▶ [AIM OF THE EXERCISE]: Give the listing again exactly, omitting its images.

## START

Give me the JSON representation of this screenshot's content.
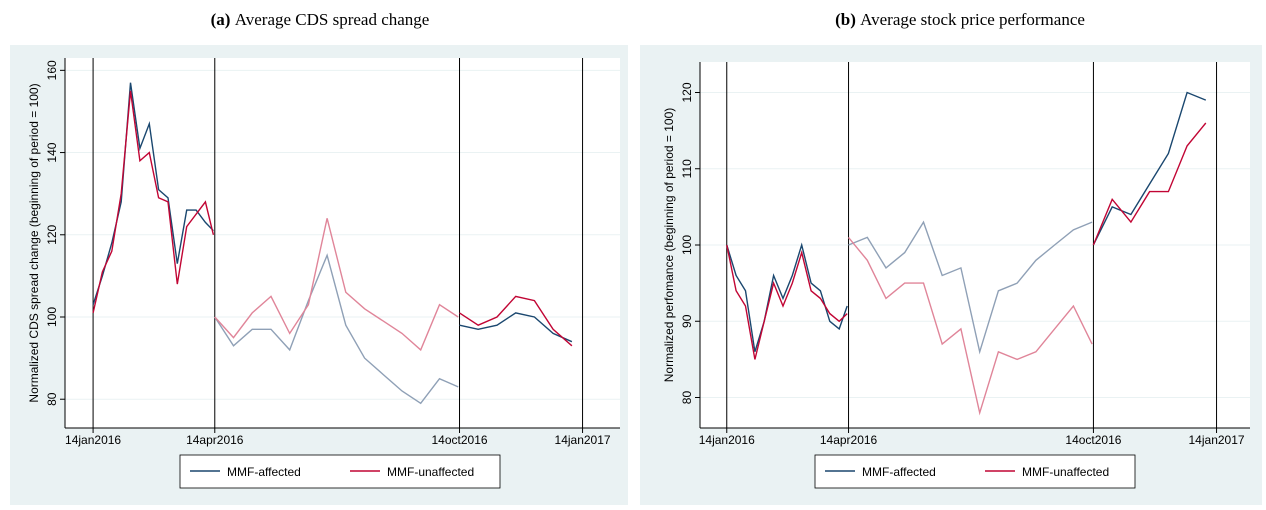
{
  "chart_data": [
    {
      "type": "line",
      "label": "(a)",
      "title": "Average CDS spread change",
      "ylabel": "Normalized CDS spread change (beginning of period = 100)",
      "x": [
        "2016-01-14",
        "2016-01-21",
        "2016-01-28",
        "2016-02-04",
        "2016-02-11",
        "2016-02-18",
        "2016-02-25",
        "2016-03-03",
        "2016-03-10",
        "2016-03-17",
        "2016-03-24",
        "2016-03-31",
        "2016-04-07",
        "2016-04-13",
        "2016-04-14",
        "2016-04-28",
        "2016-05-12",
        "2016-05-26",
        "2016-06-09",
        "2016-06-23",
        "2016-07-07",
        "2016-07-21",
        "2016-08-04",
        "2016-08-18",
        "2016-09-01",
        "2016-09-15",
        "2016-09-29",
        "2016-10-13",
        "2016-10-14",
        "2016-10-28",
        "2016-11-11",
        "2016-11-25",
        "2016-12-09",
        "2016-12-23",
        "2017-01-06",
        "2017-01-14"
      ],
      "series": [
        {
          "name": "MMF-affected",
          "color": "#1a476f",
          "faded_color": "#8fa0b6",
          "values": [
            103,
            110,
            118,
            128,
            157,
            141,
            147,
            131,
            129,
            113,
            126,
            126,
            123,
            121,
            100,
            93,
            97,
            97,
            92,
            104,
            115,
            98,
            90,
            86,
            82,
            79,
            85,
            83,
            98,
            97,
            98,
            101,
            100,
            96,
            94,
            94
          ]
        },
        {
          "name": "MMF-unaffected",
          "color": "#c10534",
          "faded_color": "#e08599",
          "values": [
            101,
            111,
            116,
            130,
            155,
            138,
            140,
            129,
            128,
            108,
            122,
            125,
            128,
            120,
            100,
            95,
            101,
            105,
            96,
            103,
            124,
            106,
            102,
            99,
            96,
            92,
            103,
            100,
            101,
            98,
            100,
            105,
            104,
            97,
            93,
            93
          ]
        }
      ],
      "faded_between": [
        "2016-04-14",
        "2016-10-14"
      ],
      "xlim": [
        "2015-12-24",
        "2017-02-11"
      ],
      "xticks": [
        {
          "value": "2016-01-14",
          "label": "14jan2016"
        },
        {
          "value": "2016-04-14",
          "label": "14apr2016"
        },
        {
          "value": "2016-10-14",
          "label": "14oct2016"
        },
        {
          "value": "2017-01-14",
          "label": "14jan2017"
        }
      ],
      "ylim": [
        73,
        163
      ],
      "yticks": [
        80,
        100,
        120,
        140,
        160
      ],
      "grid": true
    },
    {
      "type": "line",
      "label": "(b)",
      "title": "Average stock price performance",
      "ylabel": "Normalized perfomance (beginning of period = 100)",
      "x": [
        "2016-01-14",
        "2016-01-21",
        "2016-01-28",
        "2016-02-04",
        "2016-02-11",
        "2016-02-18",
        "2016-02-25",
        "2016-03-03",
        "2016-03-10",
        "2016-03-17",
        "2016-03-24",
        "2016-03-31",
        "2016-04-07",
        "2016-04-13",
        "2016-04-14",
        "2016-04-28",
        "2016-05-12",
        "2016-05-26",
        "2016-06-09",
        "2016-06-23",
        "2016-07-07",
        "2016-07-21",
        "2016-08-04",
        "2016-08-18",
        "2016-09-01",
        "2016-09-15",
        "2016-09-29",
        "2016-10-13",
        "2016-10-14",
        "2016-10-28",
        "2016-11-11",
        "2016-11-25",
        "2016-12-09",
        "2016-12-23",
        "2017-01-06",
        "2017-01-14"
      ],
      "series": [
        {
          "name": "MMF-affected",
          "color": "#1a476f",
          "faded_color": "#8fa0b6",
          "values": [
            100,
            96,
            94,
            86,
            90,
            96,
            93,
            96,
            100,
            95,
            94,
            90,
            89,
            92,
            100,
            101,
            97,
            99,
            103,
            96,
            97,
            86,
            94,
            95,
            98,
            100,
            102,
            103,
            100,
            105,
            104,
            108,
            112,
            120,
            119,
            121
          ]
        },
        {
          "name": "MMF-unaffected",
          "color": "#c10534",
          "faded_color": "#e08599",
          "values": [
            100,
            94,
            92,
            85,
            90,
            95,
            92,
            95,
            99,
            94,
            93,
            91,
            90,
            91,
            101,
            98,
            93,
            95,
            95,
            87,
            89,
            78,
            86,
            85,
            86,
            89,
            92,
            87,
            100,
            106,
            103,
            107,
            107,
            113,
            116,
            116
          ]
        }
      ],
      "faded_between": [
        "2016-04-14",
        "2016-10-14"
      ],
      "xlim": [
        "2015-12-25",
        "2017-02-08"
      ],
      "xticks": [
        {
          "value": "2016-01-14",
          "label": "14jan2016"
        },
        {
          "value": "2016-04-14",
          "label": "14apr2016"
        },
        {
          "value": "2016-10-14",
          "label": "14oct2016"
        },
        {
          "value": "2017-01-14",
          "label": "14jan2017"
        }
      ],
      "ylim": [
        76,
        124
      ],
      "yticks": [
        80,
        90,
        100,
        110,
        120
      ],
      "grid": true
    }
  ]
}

## END

▶ [ANSWER BELOW]:
Give me the JSON representation of this screenshot's content.
{
  "chart_data": [
    {
      "type": "line",
      "label": "(a)",
      "title": "Average CDS spread change",
      "ylabel": "Normalized CDS spread change (beginning of period = 100)",
      "x": [
        "2016-01-14",
        "2016-01-21",
        "2016-01-28",
        "2016-02-04",
        "2016-02-11",
        "2016-02-18",
        "2016-02-25",
        "2016-03-03",
        "2016-03-10",
        "2016-03-17",
        "2016-03-24",
        "2016-03-31",
        "2016-04-07",
        "2016-04-13",
        "2016-04-14",
        "2016-04-28",
        "2016-05-12",
        "2016-05-26",
        "2016-06-09",
        "2016-06-23",
        "2016-07-07",
        "2016-07-21",
        "2016-08-04",
        "2016-08-18",
        "2016-09-01",
        "2016-09-15",
        "2016-09-29",
        "2016-10-13",
        "2016-10-14",
        "2016-10-28",
        "2016-11-11",
        "2016-11-25",
        "2016-12-09",
        "2016-12-23",
        "2017-01-06",
        "2017-01-14"
      ],
      "series": [
        {
          "name": "MMF-affected",
          "color": "#1a476f",
          "faded_color": "#8fa0b6",
          "values": [
            103,
            110,
            118,
            128,
            157,
            141,
            147,
            131,
            129,
            113,
            126,
            126,
            123,
            121,
            100,
            93,
            97,
            97,
            92,
            104,
            115,
            98,
            90,
            86,
            82,
            79,
            85,
            83,
            98,
            97,
            98,
            101,
            100,
            96,
            94,
            94
          ]
        },
        {
          "name": "MMF-unaffected",
          "color": "#c10534",
          "faded_color": "#e08599",
          "values": [
            101,
            111,
            116,
            130,
            155,
            138,
            140,
            129,
            128,
            108,
            122,
            125,
            128,
            120,
            100,
            95,
            101,
            105,
            96,
            103,
            124,
            106,
            102,
            99,
            96,
            92,
            103,
            100,
            101,
            98,
            100,
            105,
            104,
            97,
            93,
            93
          ]
        }
      ],
      "faded_between": [
        "2016-04-14",
        "2016-10-14"
      ],
      "xlim": [
        "2015-12-24",
        "2017-02-11"
      ],
      "xticks": [
        {
          "value": "2016-01-14",
          "label": "14jan2016"
        },
        {
          "value": "2016-04-14",
          "label": "14apr2016"
        },
        {
          "value": "2016-10-14",
          "label": "14oct2016"
        },
        {
          "value": "2017-01-14",
          "label": "14jan2017"
        }
      ],
      "ylim": [
        73,
        163
      ],
      "yticks": [
        80,
        100,
        120,
        140,
        160
      ],
      "grid": true
    },
    {
      "type": "line",
      "label": "(b)",
      "title": "Average stock price performance",
      "ylabel": "Normalized perfomance (beginning of period = 100)",
      "x": [
        "2016-01-14",
        "2016-01-21",
        "2016-01-28",
        "2016-02-04",
        "2016-02-11",
        "2016-02-18",
        "2016-02-25",
        "2016-03-03",
        "2016-03-10",
        "2016-03-17",
        "2016-03-24",
        "2016-03-31",
        "2016-04-07",
        "2016-04-13",
        "2016-04-14",
        "2016-04-28",
        "2016-05-12",
        "2016-05-26",
        "2016-06-09",
        "2016-06-23",
        "2016-07-07",
        "2016-07-21",
        "2016-08-04",
        "2016-08-18",
        "2016-09-01",
        "2016-09-15",
        "2016-09-29",
        "2016-10-13",
        "2016-10-14",
        "2016-10-28",
        "2016-11-11",
        "2016-11-25",
        "2016-12-09",
        "2016-12-23",
        "2017-01-06",
        "2017-01-14"
      ],
      "series": [
        {
          "name": "MMF-affected",
          "color": "#1a476f",
          "faded_color": "#8fa0b6",
          "values": [
            100,
            96,
            94,
            86,
            90,
            96,
            93,
            96,
            100,
            95,
            94,
            90,
            89,
            92,
            100,
            101,
            97,
            99,
            103,
            96,
            97,
            86,
            94,
            95,
            98,
            100,
            102,
            103,
            100,
            105,
            104,
            108,
            112,
            120,
            119,
            121
          ]
        },
        {
          "name": "MMF-unaffected",
          "color": "#c10534",
          "faded_color": "#e08599",
          "values": [
            100,
            94,
            92,
            85,
            90,
            95,
            92,
            95,
            99,
            94,
            93,
            91,
            90,
            91,
            101,
            98,
            93,
            95,
            95,
            87,
            89,
            78,
            86,
            85,
            86,
            89,
            92,
            87,
            100,
            106,
            103,
            107,
            107,
            113,
            116,
            116
          ]
        }
      ],
      "faded_between": [
        "2016-04-14",
        "2016-10-14"
      ],
      "xlim": [
        "2015-12-25",
        "2017-02-08"
      ],
      "xticks": [
        {
          "value": "2016-01-14",
          "label": "14jan2016"
        },
        {
          "value": "2016-04-14",
          "label": "14apr2016"
        },
        {
          "value": "2016-10-14",
          "label": "14oct2016"
        },
        {
          "value": "2017-01-14",
          "label": "14jan2017"
        }
      ],
      "ylim": [
        76,
        124
      ],
      "yticks": [
        80,
        90,
        100,
        110,
        120
      ],
      "grid": true
    }
  ]
}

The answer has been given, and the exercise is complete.